[Figure dataset records]

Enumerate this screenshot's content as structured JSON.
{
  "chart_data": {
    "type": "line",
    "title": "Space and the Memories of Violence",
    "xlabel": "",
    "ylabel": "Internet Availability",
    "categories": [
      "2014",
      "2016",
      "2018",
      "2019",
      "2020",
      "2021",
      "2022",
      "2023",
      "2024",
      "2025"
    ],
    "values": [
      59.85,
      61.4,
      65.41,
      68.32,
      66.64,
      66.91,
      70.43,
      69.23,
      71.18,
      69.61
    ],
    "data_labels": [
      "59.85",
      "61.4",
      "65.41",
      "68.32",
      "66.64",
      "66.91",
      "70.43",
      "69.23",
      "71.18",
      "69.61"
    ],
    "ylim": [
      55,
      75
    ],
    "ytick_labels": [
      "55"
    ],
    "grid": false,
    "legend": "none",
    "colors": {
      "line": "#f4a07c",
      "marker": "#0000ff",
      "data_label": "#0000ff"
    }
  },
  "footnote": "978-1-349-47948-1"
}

* * *

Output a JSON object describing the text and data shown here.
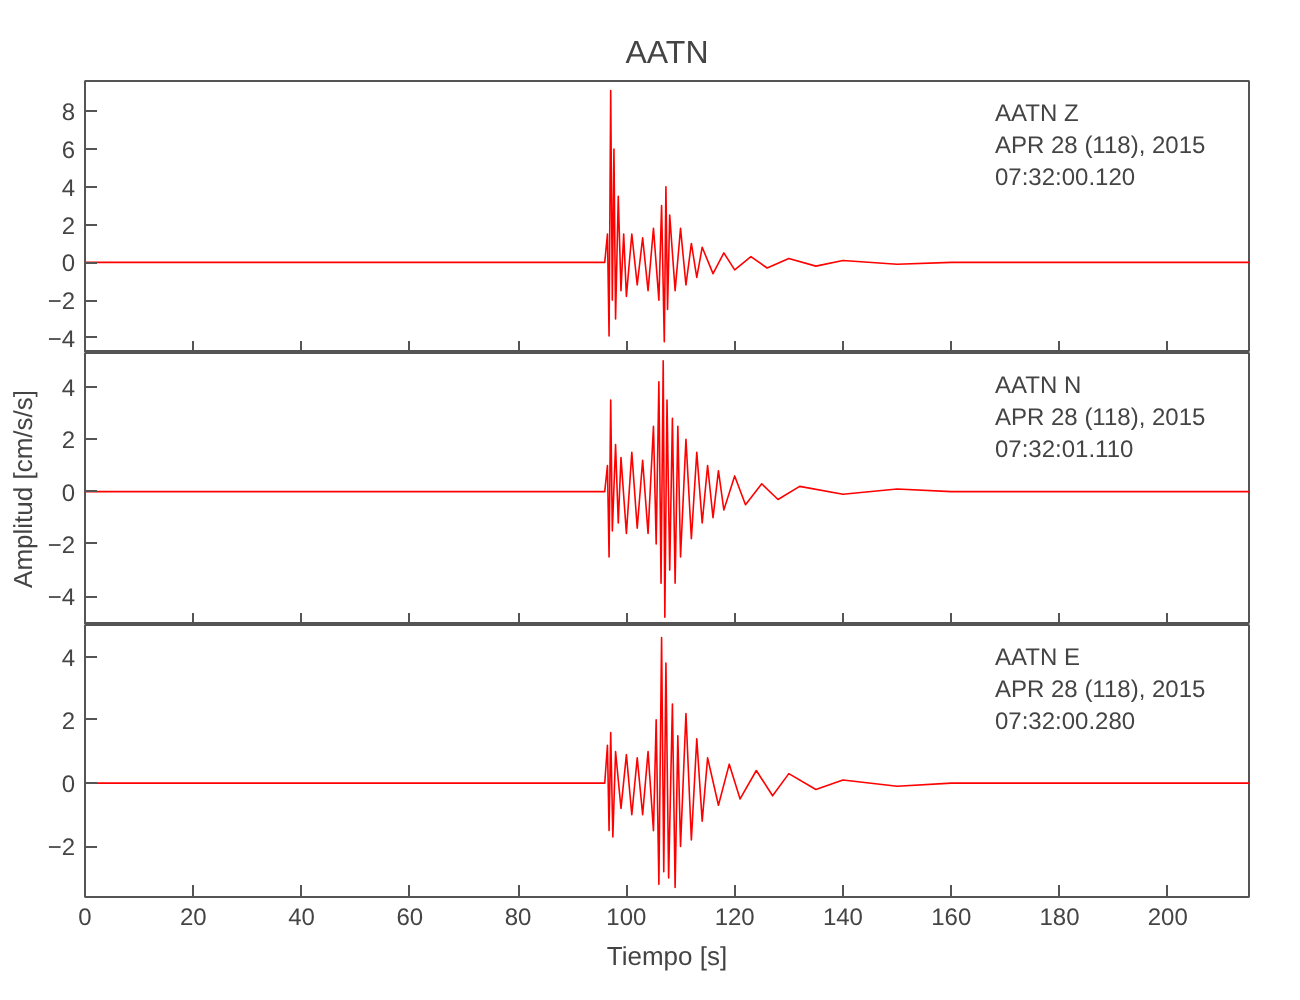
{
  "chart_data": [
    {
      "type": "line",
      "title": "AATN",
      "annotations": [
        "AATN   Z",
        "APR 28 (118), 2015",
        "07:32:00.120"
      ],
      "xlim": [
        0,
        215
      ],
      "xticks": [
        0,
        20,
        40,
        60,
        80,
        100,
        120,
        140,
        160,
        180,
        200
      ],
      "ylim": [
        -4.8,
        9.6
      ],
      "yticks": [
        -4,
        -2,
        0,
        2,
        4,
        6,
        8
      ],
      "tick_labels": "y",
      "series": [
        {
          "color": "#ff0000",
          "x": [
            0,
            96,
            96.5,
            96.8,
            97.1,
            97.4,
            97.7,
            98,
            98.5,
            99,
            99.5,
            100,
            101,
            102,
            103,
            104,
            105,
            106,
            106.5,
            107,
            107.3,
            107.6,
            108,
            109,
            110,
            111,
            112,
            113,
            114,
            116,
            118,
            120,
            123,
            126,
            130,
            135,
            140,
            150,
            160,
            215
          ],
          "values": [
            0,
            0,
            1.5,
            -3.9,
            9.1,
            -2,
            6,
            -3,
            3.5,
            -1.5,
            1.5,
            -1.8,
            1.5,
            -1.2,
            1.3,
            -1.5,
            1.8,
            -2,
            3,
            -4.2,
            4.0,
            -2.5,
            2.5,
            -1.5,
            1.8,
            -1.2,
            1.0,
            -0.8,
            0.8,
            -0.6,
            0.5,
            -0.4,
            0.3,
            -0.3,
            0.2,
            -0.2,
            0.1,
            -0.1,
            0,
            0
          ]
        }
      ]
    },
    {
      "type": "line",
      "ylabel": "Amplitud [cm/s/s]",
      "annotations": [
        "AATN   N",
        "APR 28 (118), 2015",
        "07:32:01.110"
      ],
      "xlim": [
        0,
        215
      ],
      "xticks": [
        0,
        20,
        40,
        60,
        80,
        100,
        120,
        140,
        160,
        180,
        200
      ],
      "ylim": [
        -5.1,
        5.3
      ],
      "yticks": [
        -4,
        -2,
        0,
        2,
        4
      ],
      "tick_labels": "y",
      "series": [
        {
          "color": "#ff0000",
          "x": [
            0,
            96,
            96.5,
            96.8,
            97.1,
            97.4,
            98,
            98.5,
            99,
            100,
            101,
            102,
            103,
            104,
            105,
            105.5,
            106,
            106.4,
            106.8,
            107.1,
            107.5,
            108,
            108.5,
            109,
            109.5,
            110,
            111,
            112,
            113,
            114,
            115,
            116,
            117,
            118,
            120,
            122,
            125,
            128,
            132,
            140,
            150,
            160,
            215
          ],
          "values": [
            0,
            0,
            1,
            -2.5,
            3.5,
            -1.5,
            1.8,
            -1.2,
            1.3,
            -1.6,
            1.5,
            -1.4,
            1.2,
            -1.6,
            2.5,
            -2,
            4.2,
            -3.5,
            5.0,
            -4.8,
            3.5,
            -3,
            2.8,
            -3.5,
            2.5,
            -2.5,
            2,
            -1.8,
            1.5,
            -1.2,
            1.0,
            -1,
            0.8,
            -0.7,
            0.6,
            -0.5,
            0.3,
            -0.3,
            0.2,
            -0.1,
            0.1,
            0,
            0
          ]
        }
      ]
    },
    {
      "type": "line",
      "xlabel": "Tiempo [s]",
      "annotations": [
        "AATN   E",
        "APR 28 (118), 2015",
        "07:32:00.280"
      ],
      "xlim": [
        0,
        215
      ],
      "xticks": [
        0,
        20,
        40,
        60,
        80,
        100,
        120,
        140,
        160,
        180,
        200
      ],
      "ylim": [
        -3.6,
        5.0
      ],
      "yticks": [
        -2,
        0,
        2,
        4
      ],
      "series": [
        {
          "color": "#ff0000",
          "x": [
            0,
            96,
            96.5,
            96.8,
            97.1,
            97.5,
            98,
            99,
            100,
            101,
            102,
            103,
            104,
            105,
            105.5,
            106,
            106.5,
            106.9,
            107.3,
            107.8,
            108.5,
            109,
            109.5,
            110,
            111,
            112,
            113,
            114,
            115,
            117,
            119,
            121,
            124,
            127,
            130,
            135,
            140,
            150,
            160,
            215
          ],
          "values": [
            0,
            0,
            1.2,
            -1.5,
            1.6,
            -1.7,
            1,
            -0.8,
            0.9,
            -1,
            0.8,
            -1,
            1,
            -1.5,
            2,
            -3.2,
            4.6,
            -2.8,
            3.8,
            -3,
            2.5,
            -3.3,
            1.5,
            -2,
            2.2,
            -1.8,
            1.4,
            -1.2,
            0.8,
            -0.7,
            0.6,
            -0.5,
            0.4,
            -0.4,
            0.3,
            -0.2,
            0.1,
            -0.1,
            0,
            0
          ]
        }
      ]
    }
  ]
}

_WORK TO BE COMPLETED_
Write out every line of the listing that holds the word "ylabel".

_ANSWER TO THE PROBLEM_
    "ylabel": "Internet Availability",
      "ylabel": "Amplitud [cm/s/s]",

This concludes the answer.